### [WHAT THE TASK ASKS]
Work out the number of lines containing "name". Give that number alone.

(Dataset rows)
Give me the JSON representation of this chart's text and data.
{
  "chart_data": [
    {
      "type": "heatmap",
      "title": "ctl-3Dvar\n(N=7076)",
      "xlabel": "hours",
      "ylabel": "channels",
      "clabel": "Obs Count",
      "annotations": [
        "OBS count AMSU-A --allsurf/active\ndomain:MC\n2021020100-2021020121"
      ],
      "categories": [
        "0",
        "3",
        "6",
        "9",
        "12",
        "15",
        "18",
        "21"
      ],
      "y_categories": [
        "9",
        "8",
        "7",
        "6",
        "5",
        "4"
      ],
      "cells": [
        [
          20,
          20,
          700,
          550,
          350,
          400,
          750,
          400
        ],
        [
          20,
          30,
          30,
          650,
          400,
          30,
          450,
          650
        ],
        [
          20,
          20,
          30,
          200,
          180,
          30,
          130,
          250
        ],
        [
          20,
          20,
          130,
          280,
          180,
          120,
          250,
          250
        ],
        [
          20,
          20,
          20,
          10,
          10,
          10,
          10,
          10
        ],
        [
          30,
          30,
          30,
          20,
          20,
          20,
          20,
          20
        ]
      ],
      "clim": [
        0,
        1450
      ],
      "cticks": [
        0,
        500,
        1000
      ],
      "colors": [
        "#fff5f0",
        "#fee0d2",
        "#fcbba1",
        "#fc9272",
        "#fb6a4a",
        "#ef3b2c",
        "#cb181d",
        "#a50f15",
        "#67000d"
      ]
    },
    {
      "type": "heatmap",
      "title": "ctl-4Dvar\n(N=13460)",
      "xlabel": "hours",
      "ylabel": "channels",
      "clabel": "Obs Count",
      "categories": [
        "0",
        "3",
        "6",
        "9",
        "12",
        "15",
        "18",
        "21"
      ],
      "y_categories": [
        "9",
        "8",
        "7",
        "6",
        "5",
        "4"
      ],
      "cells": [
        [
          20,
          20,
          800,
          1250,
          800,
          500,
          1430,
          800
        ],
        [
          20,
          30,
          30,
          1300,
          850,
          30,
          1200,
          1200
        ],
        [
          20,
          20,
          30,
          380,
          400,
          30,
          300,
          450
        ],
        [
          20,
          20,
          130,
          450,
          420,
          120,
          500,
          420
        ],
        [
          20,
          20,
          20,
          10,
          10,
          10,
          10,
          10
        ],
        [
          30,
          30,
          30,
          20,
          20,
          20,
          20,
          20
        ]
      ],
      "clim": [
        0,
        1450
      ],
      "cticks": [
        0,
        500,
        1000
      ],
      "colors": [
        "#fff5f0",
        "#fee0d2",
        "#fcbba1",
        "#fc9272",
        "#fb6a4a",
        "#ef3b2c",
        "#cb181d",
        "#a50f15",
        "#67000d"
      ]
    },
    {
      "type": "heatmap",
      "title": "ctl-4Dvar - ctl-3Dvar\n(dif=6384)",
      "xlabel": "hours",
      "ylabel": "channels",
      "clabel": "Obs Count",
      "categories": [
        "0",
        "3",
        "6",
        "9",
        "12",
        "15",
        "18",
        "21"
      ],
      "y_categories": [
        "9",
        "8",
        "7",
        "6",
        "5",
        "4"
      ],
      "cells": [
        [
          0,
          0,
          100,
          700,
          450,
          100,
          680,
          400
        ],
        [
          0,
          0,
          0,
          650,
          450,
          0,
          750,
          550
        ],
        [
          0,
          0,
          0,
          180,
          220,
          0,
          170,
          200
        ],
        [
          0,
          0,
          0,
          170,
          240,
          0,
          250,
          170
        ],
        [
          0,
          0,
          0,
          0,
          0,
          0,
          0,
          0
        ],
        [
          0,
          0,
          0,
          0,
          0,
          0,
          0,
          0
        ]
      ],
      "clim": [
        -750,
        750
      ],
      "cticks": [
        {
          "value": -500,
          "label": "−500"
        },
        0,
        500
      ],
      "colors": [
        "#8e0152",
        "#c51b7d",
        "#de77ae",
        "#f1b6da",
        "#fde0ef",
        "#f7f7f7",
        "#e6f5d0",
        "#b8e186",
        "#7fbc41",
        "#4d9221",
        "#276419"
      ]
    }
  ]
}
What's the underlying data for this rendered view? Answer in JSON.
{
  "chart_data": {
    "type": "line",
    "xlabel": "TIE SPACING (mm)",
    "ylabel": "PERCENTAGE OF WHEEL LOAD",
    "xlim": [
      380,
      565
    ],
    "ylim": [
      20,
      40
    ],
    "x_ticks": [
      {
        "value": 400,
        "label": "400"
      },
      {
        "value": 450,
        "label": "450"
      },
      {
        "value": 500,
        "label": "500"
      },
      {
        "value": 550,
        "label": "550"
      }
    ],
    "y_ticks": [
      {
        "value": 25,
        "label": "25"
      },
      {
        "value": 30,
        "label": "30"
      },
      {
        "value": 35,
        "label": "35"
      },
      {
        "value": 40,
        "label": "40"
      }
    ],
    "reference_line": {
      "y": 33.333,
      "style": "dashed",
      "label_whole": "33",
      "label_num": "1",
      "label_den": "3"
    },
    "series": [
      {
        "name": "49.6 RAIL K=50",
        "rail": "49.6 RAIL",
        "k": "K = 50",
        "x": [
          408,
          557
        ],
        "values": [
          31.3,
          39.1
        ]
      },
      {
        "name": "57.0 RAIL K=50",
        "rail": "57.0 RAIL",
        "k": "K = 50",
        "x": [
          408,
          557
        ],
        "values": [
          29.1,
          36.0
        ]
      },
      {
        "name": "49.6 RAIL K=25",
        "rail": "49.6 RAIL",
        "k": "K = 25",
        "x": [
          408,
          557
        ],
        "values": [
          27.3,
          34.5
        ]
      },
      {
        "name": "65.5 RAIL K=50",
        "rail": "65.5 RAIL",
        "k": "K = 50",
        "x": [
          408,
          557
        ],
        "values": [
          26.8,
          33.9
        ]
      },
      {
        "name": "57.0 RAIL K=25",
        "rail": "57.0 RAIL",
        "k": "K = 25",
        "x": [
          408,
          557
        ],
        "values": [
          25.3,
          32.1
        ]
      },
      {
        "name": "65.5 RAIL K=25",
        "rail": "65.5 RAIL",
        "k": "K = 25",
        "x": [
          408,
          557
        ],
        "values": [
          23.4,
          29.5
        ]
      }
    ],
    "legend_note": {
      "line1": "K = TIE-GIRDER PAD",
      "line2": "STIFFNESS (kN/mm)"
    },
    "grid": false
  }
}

### [SOLVED EXERCISE]
6